=== RECORDS FOR PROCESSING ===
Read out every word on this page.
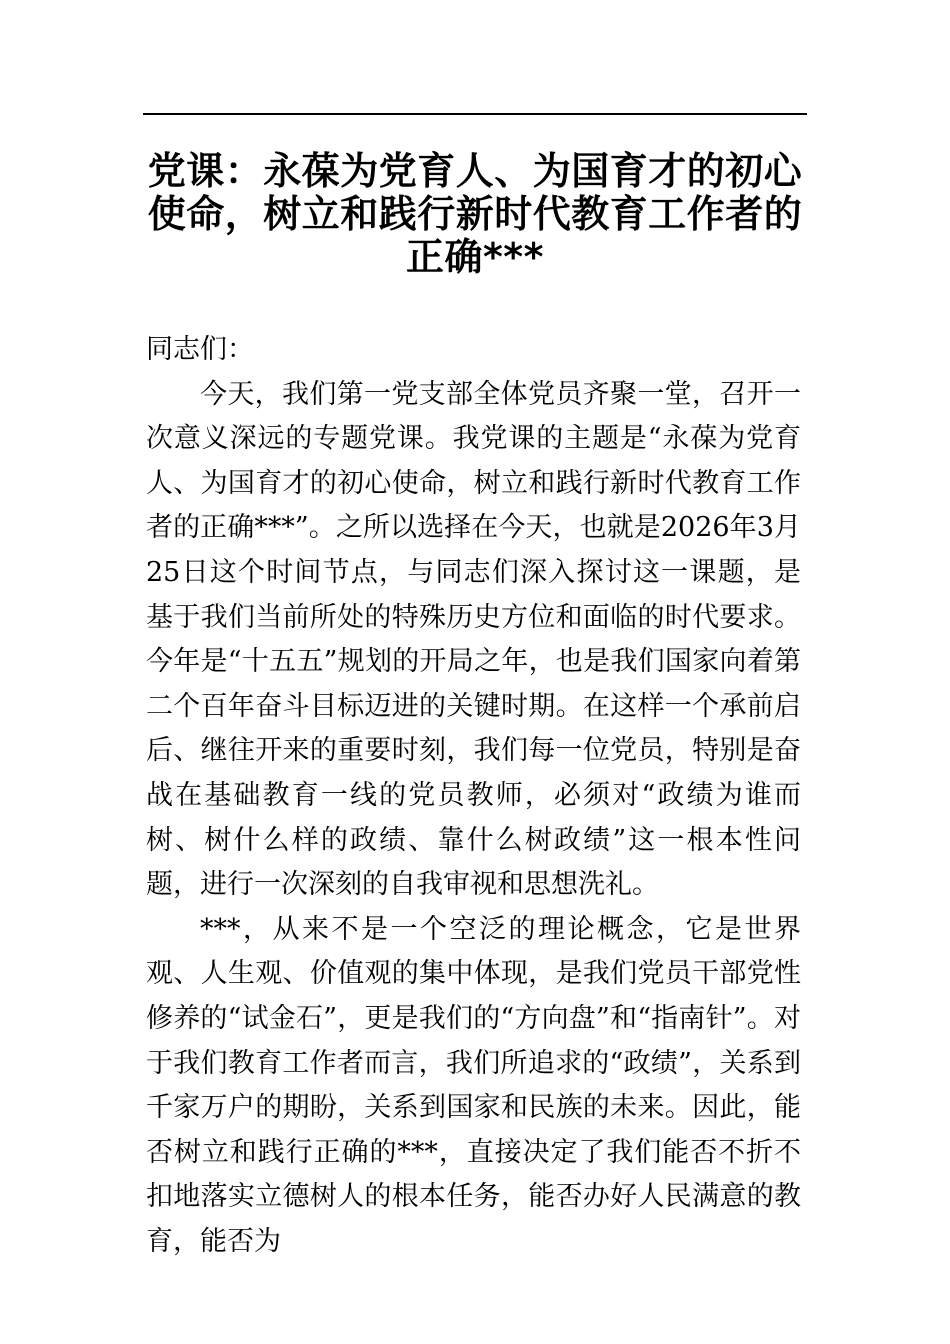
党课：永葆为党育人、为国育才的初心使命，树立和践行新时代教育工作者的正确***

同志们：

今天，我们第一党支部全体党员齐聚一堂，召开一次意义深远的专题党课。我党课的主题是“永葆为党育人、为国育才的初心使命，树立和践行新时代教育工作者的正确***”。之所以选择在今天，也就是2026年3月25日这个时间节点，与同志们深入探讨这一课题，是基于我们当前所处的特殊历史方位和面临的时代要求。今年是“十五五”规划的开局之年，也是我们国家向着第二个百年奋斗目标迈进的关键时期。在这样一个承前启后、继往开来的重要时刻，我们每一位党员，特别是奋战在基础教育一线的党员教师，必须对“政绩为谁而树、树什么样的政绩、靠什么树政绩”这一根本性问题，进行一次深刻的自我审视和思想洗礼。

***，从来不是一个空泛的理论概念，它是世界观、人生观、价值观的集中体现，是我们党员干部党性修养的“试金石”，更是我们的“方向盘”和“指南针”。对于我们教育工作者而言，我们所追求的“政绩”，关系到千家万户的期盼，关系到国家和民族的未来。因此，能否树立和践行正确的***，直接决定了我们能否不折不扣地落实立德树人的根本任务，能否办好人民满意的教育，能否为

=== GIVEN TASK ===
Will you set down the records word for word while leaving out every picture?

=== SOLVED EXERCISE ===
Read out every word on this page.
党课：永葆为党育人、为国育才的初心使命，树立和践行新时代教育工作者的正确***

同志们：

今天，我们第一党支部全体党员齐聚一堂，召开一次意义深远的专题党课。我党课的主题是“永葆为党育人、为国育才的初心使命，树立和践行新时代教育工作者的正确***”。之所以选择在今天，也就是2026年3月25日这个时间节点，与同志们深入探讨这一课题，是基于我们当前所处的特殊历史方位和面临的时代要求。今年是“十五五”规划的开局之年，也是我们国家向着第二个百年奋斗目标迈进的关键时期。在这样一个承前启后、继往开来的重要时刻，我们每一位党员，特别是奋战在基础教育一线的党员教师，必须对“政绩为谁而树、树什么样的政绩、靠什么树政绩”这一根本性问题，进行一次深刻的自我审视和思想洗礼。

***，从来不是一个空泛的理论概念，它是世界观、人生观、价值观的集中体现，是我们党员干部党性修养的“试金石”，更是我们的“方向盘”和“指南针”。对于我们教育工作者而言，我们所追求的“政绩”，关系到千家万户的期盼，关系到国家和民族的未来。因此，能否树立和践行正确的***，直接决定了我们能否不折不扣地落实立德树人的根本任务，能否办好人民满意的教育，能否为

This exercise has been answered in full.